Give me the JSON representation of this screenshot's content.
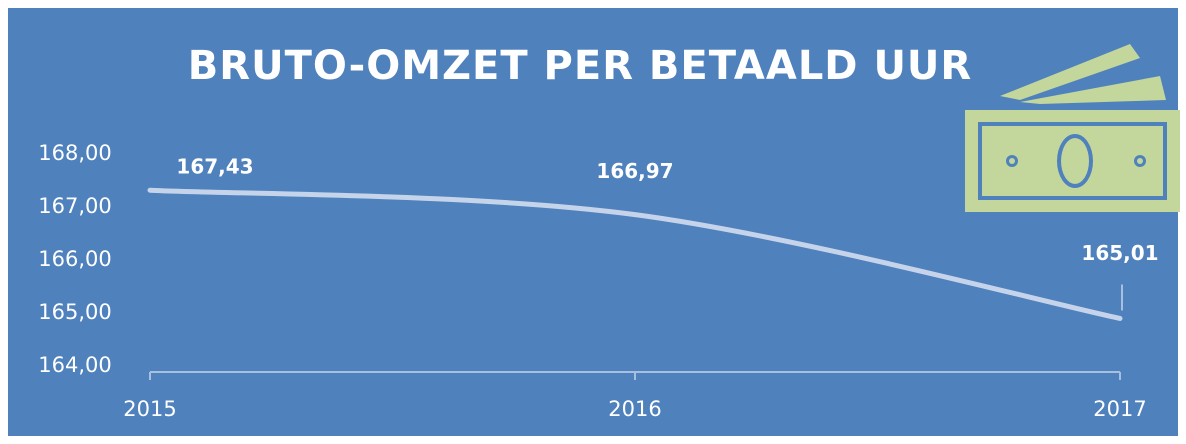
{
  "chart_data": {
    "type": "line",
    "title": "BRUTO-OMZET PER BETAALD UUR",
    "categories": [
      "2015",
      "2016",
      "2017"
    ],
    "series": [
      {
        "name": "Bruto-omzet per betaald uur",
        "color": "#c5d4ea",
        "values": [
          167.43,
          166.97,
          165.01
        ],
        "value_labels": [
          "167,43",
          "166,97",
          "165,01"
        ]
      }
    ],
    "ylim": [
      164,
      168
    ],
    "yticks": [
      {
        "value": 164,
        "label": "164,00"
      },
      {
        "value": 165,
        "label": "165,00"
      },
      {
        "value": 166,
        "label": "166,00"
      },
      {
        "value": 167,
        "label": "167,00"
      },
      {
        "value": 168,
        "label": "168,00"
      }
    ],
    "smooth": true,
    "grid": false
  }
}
_ _ _ _ _
_TASK TO COMPLETE_.
Go through the data above and transcribe it in full, omitting any image.

_TASK RESPONSE_.
Give me the JSON representation of this screenshot's content.
{
  "chart_data": {
    "type": "line",
    "title": "BRUTO-OMZET PER BETAALD UUR",
    "categories": [
      "2015",
      "2016",
      "2017"
    ],
    "series": [
      {
        "name": "Bruto-omzet per betaald uur",
        "color": "#c5d4ea",
        "values": [
          167.43,
          166.97,
          165.01
        ],
        "value_labels": [
          "167,43",
          "166,97",
          "165,01"
        ]
      }
    ],
    "ylim": [
      164,
      168
    ],
    "yticks": [
      {
        "value": 164,
        "label": "164,00"
      },
      {
        "value": 165,
        "label": "165,00"
      },
      {
        "value": 166,
        "label": "166,00"
      },
      {
        "value": 167,
        "label": "167,00"
      },
      {
        "value": 168,
        "label": "168,00"
      }
    ],
    "smooth": true,
    "grid": false
  }
}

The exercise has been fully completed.